Exercise details: In the records below, find the line containing "Enumerate this screenshot's"; give it again exactly, along with every line that follows, and nothing else.
----- Recorded data
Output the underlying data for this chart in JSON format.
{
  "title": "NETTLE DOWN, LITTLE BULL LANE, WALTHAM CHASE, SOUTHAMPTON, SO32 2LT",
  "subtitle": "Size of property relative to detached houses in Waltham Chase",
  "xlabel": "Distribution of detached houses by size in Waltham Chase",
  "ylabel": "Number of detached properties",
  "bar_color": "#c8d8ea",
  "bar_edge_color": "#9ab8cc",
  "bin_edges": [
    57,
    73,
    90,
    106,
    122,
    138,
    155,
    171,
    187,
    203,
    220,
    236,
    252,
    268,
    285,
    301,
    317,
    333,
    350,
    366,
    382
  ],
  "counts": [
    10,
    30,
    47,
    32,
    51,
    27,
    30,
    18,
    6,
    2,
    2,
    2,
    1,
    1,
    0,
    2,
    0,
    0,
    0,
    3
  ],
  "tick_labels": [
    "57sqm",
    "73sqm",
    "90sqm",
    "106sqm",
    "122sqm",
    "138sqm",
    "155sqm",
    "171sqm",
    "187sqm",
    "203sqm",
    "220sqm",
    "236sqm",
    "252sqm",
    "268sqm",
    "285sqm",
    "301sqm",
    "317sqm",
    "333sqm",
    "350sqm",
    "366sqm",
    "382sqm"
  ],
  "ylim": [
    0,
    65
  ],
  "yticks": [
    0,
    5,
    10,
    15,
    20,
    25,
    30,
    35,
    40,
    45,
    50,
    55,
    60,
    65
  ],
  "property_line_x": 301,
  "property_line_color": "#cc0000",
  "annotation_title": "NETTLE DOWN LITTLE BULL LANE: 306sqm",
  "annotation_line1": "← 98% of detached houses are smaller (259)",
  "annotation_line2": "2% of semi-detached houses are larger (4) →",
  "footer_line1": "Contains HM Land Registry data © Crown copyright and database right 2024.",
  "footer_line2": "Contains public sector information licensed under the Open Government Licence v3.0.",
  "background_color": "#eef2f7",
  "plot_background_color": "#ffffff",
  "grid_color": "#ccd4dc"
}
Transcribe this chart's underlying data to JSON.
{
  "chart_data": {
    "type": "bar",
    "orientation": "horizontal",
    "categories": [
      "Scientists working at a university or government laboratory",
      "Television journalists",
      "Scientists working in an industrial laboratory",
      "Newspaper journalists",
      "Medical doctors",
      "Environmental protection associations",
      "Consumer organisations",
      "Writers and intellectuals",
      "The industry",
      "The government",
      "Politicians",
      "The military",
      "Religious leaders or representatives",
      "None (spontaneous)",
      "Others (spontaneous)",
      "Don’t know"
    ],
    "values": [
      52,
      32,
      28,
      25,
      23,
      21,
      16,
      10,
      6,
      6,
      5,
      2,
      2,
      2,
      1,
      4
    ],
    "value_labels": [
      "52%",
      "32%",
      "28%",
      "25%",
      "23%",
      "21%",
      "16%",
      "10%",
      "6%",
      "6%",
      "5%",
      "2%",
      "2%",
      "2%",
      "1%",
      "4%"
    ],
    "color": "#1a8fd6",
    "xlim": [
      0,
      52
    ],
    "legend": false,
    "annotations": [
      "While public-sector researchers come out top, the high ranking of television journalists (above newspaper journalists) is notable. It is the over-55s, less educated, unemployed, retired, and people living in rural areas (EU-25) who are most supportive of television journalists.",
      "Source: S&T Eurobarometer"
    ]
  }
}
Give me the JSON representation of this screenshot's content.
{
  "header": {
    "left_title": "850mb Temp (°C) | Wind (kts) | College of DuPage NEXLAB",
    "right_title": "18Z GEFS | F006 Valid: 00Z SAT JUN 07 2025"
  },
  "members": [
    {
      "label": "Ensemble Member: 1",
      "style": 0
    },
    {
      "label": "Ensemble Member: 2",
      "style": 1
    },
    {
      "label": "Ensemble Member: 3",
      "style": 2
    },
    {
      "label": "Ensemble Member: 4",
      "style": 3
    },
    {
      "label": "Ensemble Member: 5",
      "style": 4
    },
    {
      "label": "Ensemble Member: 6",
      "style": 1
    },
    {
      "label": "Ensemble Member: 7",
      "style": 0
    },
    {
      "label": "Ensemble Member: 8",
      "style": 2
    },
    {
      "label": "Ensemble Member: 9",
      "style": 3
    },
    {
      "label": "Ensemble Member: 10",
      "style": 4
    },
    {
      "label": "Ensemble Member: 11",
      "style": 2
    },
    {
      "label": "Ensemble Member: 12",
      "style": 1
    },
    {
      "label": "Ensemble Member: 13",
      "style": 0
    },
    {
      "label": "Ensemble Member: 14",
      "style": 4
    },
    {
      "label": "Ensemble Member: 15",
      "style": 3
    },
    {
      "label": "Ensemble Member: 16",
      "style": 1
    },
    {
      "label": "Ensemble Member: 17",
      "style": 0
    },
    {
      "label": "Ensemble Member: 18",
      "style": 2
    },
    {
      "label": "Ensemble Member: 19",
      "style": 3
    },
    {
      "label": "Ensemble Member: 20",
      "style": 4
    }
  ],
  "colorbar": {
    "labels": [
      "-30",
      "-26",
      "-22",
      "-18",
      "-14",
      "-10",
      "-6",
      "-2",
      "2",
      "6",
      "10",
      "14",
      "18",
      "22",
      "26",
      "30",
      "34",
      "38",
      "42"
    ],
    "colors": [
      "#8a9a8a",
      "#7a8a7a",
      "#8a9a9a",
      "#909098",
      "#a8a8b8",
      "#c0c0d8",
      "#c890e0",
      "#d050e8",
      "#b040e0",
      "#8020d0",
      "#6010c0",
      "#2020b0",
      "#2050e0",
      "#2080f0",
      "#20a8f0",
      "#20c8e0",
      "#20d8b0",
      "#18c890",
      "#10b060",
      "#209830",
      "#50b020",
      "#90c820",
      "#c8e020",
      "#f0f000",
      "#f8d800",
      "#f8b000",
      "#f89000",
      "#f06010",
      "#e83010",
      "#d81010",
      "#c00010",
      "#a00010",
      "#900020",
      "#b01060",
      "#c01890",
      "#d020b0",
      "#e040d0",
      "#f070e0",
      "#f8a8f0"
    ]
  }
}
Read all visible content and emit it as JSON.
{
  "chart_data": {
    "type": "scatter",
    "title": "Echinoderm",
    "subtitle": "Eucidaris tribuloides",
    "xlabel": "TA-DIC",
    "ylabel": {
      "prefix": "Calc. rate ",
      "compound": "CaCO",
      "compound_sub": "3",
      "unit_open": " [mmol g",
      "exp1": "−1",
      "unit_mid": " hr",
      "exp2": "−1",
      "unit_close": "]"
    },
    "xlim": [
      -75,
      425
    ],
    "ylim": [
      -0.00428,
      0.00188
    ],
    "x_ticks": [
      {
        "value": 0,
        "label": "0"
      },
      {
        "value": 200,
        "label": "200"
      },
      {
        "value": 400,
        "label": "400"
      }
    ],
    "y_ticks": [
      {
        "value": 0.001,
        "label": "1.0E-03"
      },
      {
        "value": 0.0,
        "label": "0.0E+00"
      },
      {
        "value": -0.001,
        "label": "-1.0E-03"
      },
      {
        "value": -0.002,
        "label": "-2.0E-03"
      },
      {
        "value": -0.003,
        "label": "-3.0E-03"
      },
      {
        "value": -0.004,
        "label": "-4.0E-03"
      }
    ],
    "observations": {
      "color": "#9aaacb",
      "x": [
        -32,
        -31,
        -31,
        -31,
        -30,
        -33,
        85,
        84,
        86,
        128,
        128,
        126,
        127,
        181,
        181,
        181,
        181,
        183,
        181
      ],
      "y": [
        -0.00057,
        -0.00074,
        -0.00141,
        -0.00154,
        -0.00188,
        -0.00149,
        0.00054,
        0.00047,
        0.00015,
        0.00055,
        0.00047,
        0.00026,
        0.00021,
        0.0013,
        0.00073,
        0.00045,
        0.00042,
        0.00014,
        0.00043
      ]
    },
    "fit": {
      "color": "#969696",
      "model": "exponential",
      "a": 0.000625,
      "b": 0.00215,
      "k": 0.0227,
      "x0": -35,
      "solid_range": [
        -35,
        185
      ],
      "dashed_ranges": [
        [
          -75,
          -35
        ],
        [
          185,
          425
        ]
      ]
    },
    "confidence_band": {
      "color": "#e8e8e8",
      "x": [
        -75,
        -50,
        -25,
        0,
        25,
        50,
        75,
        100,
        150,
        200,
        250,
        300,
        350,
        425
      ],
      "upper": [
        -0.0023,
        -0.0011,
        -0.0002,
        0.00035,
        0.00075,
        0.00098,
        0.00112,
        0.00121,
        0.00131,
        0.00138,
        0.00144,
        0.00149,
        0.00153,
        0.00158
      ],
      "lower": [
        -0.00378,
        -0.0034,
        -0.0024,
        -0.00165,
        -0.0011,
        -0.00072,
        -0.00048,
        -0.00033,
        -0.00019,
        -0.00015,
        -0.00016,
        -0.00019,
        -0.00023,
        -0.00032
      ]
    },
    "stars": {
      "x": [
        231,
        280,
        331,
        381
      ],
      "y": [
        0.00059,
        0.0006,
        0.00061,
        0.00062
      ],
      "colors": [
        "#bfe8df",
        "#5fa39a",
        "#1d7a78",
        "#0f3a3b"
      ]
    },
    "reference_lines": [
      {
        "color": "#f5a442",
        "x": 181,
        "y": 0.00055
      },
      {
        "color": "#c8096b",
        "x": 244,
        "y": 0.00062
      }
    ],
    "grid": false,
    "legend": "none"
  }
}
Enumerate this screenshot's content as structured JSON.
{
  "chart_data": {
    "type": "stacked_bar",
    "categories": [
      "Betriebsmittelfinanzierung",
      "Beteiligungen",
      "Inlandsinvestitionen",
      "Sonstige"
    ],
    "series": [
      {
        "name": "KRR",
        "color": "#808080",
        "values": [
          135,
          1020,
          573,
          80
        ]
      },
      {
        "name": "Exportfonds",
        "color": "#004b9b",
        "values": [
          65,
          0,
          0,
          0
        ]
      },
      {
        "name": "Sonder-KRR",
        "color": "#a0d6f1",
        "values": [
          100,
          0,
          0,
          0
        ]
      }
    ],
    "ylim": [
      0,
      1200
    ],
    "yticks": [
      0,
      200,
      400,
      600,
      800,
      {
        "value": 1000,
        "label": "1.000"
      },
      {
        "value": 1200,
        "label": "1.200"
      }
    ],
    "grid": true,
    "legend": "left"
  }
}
----------
Right answer:
Enumerate this screenshot's content as structured JSON.
{
  "chart_data": {
    "type": "stacked_bar",
    "categories": [
      "Betriebsmittelfinanzierung",
      "Beteiligungen",
      "Inlandsinvestitionen",
      "Sonstige"
    ],
    "series": [
      {
        "name": "KRR",
        "color": "#808080",
        "values": [
          135,
          1020,
          573,
          80
        ]
      },
      {
        "name": "Exportfonds",
        "color": "#004b9b",
        "values": [
          65,
          0,
          0,
          0
        ]
      },
      {
        "name": "Sonder-KRR",
        "color": "#a0d6f1",
        "values": [
          100,
          0,
          0,
          0
        ]
      }
    ],
    "ylim": [
      0,
      1200
    ],
    "yticks": [
      0,
      200,
      400,
      600,
      800,
      {
        "value": 1000,
        "label": "1.000"
      },
      {
        "value": 1200,
        "label": "1.200"
      }
    ],
    "grid": true,
    "legend": "left"
  }
}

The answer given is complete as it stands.